OUR SMALL HERD

Our four boys came from Ardo Alpacas in Aberdeenshire. We are not alpaca breeders and have our boys purely as pets. Our experience is that you don't need to be a breeder and that a 'batchelor herd' can give much pleasure to the owner. We have 8 acres including our big garden and grazing for the boys, 15 miles north of Inverness, Scotland. I spin, knit, felt and crochet with the fleece from the boys.

Clicking!!

Just a reminder that clicking on (most) of the photos will show them greatly enlarged.

Sunday, 19 August 2012

Lying low

Here's a sharp contrast in colours with Wee Eck in front and Fergus next to him and Rufus looking in the opposite direction.  This Eck/Fergus configuration is different for these two because normally Fergus will not let Eck anywhere near him.  However, the reason that the boys are lying down is because there was a very strong wind blowing with extra strong gusts, despite the lovely sunshine.  We know that the boys get startled by gales or gusty wind, it's as if they don't understand what this 'thing' is which is pushing them!
Fyta has also gone to ground with /Fidget in the background.
Gaucho
Fidget loves the sand pit!

▸ **LISTED RECORDS**
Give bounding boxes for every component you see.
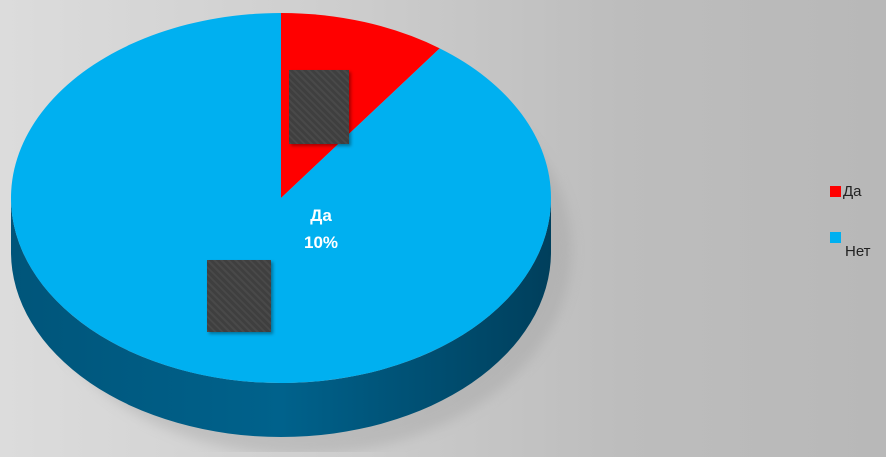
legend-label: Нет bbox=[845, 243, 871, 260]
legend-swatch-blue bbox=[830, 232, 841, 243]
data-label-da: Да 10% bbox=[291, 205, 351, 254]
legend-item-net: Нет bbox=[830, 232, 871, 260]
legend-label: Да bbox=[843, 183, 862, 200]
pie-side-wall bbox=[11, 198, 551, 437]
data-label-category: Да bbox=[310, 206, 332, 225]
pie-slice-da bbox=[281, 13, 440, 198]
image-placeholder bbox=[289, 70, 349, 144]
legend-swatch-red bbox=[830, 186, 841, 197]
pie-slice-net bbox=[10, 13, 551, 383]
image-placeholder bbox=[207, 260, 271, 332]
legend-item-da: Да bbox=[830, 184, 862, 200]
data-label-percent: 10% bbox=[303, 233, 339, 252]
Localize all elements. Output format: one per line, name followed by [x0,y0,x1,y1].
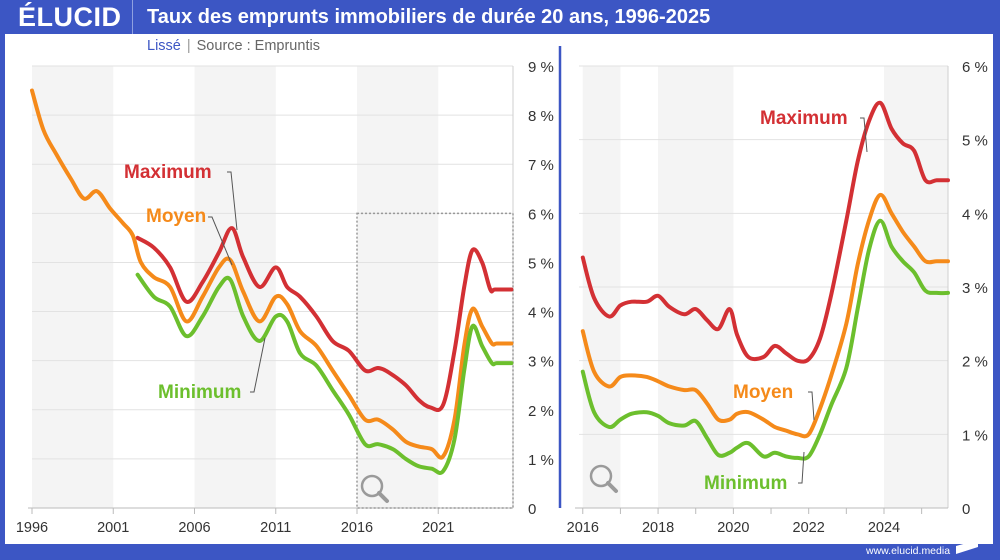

▸ **REQUESTS**
1 – In the alpaca blog post, repeat the stretch from "Just a reminder" through "in the background." word for word.
2 – According to the alpaca blog post, how far north of Inverness is the owners' land?
3 – Does each statement below agree with the alpaca blog post? Answer yes or no for each, and quote the words that decide it.
(a) The owners breed alpacas.
(b) The boys were lying down because of a strong wind.
(c) Fergus normally lets Eck come close to him.

▸ **PER-TASK OUTPUTS**
1 –
Just a reminder that clicking on (most) of the photos will show them greatly enlarged.

Sunday, 19 August 2012

Lying low

Here's a sharp contrast in colours with Wee Eck in front and Fergus next to him and Rufus looking in the opposite direction.  This Eck/Fergus configuration is different for these two because normally Fergus will not let Eck anywhere near him.  However, the reason that the boys are lying down is because there was a very strong wind blowing with extra strong gusts, despite the lovely sunshine.  We know that the boys get startled by gales or gusty wind, it's as if they don't understand what this 'thing' is which is pushing them!
Fyta has also gone to ground with /Fidget in the background.

2 – 15 miles north of Inverness.

3 –
(a) No: "We are not alpaca breeders and have our boys purely as pets."
(b) Yes: "the reason that the boys are lying down is because there was a very strong wind blowing with extra strong gusts"
(c) No: "normally Fergus will not let Eck anywhere near him"